Aimez, travaillez, aimez
En Matthieu, si vous relisez le chapitre 24, vous trouverez ces avertissements qui font allusion à des situations dramatiques précédant la fin du monde et le retour du Christ : toutes ces situations sont celles que connaît notre actualité quasi-quotidienne ; mais Jésus, en même temps, nous met en garde contre tout catastrophisme : n’allons pas en déduire que la fin du monde est pour bientôt. Il précise même que « nul n’en connaît ni le jour ni l’heure. » Puis, une fois ces précisions apportées, il nous indique, en trois paraboles, quel doit être notre comportement de chrétiens qui se préparent à l’éventualité de cette fin annoncée – concrètement, on peut dire que c’est, pour chacun d’entre nous, le jour de notre mort. Première parabole : l’histoire des vierges sages, par laquelle il nous invite à veiller, ou, si vous voulez, à être prévoyants. Deuxième parabole, celle que nous venons de lire : comme des serviteurs fidèles, nous avons a travailler. Troisième parabole, que nous lirons dimanche prochain : celle du jugement universel, qui nous précise que nous serons jugés sur l’amour.
Trois invitations donc : veillez, travaillez, aimez. Nous allons essayer de préciser ce que Jésus entend lorsqu’il nous demande de nous préparer à la suprême Rencontre par notre travail quotidien. Le christianisme n’admet aucune évasion, ni dans un passé qui est révolu, ni dans un avenir imprévisible, ni dans un quelconque ailleurs. Seul compte notre aujourd’hui. Disons, pour faire simple, que dans cette optique très réaliste, Jésus oppose deux attitudes : celle des hommes qui sont fidèles, et celle de l’homme qui, paralysé par la peur, est totalement improductif et donc inutile.
Dieu est absent
Un homme part en voyage et confie ses biens à ses employés. Evidemment, il s’agit de Dieu. Dieu est absent, en ce sens qu’il n’intervient pas dans ce qui reste son domaine et sa propriété, ce monde et toute sa richesse. Tout cela, il nous le confie, à nous, qu’il a institué ses gérants dès le premier jour de la création : « Dominez la terre et soumettez-la ! » Puis Dieu, dit encore le récit de la Genèse, se reposa. Je crois qu’il se reposa sur l’homme du soin de gérer la création entière et de la mettre en valeur. Donc, en apparence du moins, il ne s’en occupe plus, il est absent, en voyage. En réalité, comme un bon éducateur, il sait déléguer. C’est une question de confiance : il nous fait totalement confiance. Voilà le mot essentiel, dans la bouche de Jésus : la confiance que Dieu nous fait, à chacun de nous « selon ses capacités »
Qu’attend-il en retour ? Notre propre confiance. C’est pourquoi sont appelés « fidèles » les deux premiers employés de la parabole. Comprenez bien le sens originel de ce mot. Il ne désigne pas en premier la fidélité d’un homme pour sa femme et réciproquement ; le « fidèle », c’est celui qui a foi en l’autre, celui qui fait confiance. Par opposition, le troisième employé ne veut pas croire en un patron qui soi-disant lui ferait confiance. Il se méfie, il se défie de lui. D’ailleurs, « il sait » : son patron est un homme dur, qui moissonne où il n’a pas semé. Il a peur de lui, et la peur paralyse. C’est bien connu.

********

EXERCICE PROPOSÉ →
Poursuivez l'extrait ci-dessus sur la parabole des serviteurs à qui leur maître confie ses biens, en reprenant juste après sa dernière phrase.

********

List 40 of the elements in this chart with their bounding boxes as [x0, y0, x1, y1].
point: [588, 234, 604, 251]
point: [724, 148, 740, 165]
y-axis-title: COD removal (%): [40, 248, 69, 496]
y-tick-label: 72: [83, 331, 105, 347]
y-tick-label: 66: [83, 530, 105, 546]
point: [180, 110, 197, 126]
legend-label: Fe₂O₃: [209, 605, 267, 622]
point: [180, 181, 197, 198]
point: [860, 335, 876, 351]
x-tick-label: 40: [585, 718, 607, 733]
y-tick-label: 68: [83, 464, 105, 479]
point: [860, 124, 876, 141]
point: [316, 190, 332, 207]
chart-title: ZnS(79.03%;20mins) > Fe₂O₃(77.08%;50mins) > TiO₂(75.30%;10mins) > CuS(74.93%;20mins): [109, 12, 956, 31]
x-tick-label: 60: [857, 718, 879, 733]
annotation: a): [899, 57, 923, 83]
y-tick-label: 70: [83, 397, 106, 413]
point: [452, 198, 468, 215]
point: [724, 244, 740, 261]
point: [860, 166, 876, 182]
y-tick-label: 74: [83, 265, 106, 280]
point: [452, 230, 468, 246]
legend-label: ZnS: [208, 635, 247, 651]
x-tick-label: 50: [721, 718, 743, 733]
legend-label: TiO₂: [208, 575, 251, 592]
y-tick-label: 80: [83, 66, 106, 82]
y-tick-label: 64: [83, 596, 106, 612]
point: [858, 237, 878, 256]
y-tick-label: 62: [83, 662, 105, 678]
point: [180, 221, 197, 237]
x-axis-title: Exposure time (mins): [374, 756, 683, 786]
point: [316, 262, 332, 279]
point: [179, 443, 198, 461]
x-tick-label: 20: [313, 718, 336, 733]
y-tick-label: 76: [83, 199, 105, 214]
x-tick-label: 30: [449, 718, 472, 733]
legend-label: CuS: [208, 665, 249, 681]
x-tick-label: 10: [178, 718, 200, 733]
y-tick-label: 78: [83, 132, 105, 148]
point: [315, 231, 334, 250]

********

RÉPONSE RÉDIGÉE →
Confiance
Or seule la confiance est productive. Et seule la confiance en Celui qui le premier nous fait confiance peut faire avancer le monde et être facteur de progrès. Chacun de nous vit, travaille, agit, mène sa vie avec ce qu’il a reçu en dépôt. Peu importe qu’on ait reçu beaucoup ou moins que l’autre. A chacun ses capacités. Je me suis souvent insurgé contre les parents qui disaient à leur enfant : « C’est pour toi que tu travailles » Non ! Si je veux être un « serviteur fidèle », je travaillerai en pensant que mon travail, certes, me rapporte de quoi vivre, mais plus valablement sert à toute l’humanité. Vous connaissez sans doute l’histoire des trois tailleurs de pierre à qui on demande un jour ce qu’ils font. Le premier répond : « Tu le vois bien : je taille ce bloc de pierre. » Le deuxième répond qu’il travaille pour gagner sa vie et la vie de sa famille. Quant au troisième, il répond : « Moi, je bâtis une cathédrale ! » Il faut nous demander, nous aussi, quel sens et quelle « valeur ajoutée » donnons-nous à notre travail quotidien, si humble soit-il !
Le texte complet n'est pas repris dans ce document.